[Begin Page extract]

An estimated 250,000 soldiers under 18 - some as young as 5 years old - are serving in wars around the world, according to a report Thursday by Save the Children.

The report counted 33 armed conflicts, many of them civil wars, where children have been fighting this year.

Save the Children is promoting a U.N. pact that would raise the minimum recruitment age to 17. The 1979 Convention on the Rights of the Child sets the age at 15, but not all countries follow it.

“Even a generation ago, battlefield weapons were heavy and cumbersome,” the report said. “The development of lightweight automatic weapons - archetypically, but by no means exclusively, the Soviet AK47 - has transformed the capacity of children to serve as combatants.”

Some of the weapons weigh less than seven pounds.

Young soldiers include girls as well as boys.

“The girl soldiers were stationed at the front in all military actions, and so bore the brunt of any casualties,” said a case study on Cambodia, quoted in the report.

The use of girls as suicide bombers was cited in Sri Lanka and Lebanon.

Sexual abuse of both girls and boys was widely reported.

“Soon after recruitment the girls are divided up and allocated to rebel men to be their ‘wives,”’ said the report on Uganda.

A study of pro-communist forces in Afghanistan between 1978 and 1982 said:

“Child soldiers were encouraged/ forced to render sexual services, perform dance in public and do robbery. Performing dance in public according to the Afghan culture codes is regarded as a strong negative act.”

The report - “Children: The Invisible Soldiers” - quotes from 27 such studies on fighting in countries from Afghanistan to the former Yugoslavia. It was written by Rachel Brett and Margaret McCallin of the Quaker United Nations Office in Geneva and the International Catholic Child Bureau.

Save the Children describes itself as a nonprofit, nonpolitical, nonsectarian organization working in 41 countries.

“We must not close our eyes to the fact that child soldiers are both victims and perpetrators,” retired Archbishop Desmond Tutu of South Africa wrote in an introduction.

“They sometimes carry out the most barbaric acts of violence. But no matter what the child is guilty of, the main responsibility lies with us, the adults.”

Most of the child soldiers are in Africa, but many are in Asia and Latin America.

At least one 5-year-old was reported in Khmer Rouge forces in Cambodia and another in Sierre Leone, while 7-year-olds were found in paramilitary groups in Sudan and among the Kurdish rebels in Turkey.

Children of 11 and 12 were said to have been found both in the army and guerrilla forces in Guatemala.

Usually, children are not deliberately sought as soldiers, the report said, but armies need soldiers and children are easier to recruit.

[End Page extract]
[Begin Provided data]

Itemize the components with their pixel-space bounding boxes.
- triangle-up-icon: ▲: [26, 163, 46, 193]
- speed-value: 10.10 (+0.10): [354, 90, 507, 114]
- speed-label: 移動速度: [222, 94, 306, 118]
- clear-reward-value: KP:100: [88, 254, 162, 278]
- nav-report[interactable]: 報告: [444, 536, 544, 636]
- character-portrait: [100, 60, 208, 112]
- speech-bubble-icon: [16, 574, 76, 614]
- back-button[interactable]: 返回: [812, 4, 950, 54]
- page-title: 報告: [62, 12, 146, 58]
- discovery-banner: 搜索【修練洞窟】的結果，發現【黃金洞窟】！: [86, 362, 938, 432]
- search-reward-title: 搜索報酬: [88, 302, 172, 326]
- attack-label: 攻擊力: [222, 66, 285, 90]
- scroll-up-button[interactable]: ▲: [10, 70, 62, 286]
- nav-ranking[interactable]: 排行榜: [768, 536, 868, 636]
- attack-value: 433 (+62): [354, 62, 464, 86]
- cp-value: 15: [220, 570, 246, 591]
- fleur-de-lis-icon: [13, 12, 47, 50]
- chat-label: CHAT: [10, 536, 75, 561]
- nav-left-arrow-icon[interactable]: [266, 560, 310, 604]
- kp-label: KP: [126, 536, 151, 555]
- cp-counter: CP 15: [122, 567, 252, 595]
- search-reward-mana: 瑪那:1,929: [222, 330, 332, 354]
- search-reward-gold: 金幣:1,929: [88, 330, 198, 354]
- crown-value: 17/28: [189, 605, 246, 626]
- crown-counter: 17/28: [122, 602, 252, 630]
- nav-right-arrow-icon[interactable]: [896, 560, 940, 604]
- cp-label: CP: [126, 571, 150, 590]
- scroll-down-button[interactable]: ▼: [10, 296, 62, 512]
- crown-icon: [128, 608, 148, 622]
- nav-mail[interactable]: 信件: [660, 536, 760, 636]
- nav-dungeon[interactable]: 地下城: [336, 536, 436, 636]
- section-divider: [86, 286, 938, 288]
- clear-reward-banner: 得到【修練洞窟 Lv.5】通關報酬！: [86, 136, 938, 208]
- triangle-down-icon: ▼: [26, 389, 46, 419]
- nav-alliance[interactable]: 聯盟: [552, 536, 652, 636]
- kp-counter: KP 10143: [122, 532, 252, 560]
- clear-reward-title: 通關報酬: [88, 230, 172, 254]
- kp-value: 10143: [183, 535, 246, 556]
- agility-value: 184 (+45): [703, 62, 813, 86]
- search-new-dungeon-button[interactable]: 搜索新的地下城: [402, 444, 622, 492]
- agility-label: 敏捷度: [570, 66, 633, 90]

[End Provided data]

What you will do
**A.** Repeat the passage of the child soldiers article starting with "A study of pro-communist" and going on through "in an introduction.".
**B.** List the world regions that the child soldiers article says have most or many of the child soldiers.
**C.** According to the child soldiers article, how many armed conflicts did the report count where children have been fighting this year?
The records are separate material and are not part of the child soldiers article.

Answers to each task
**A.**
A study of pro-communist forces in Afghanistan between 1978 and 1982 said:

“Child soldiers were encouraged/ forced to render sexual services, perform dance in public and do robbery. Performing dance in public according to the Afghan culture codes is regarded as a strong negative act.”

The report - “Children: The Invisible Soldiers” - quotes from 27 such studies on fighting in countries from Afghanistan to the former Yugoslavia. It was written by Rachel Brett and Margaret McCallin of the Quaker United Nations Office in Geneva and the International Catholic Child Bureau.

Save the Children describes itself as a nonprofit, nonpolitical, nonsectarian organization working in 41 countries.

“We must not close our eyes to the fact that child soldiers are both victims and perpetrators,” retired Archbishop Desmond Tutu of South Africa wrote in an introduction.

**B.**
Africa
Asia
Latin America

**C.** 33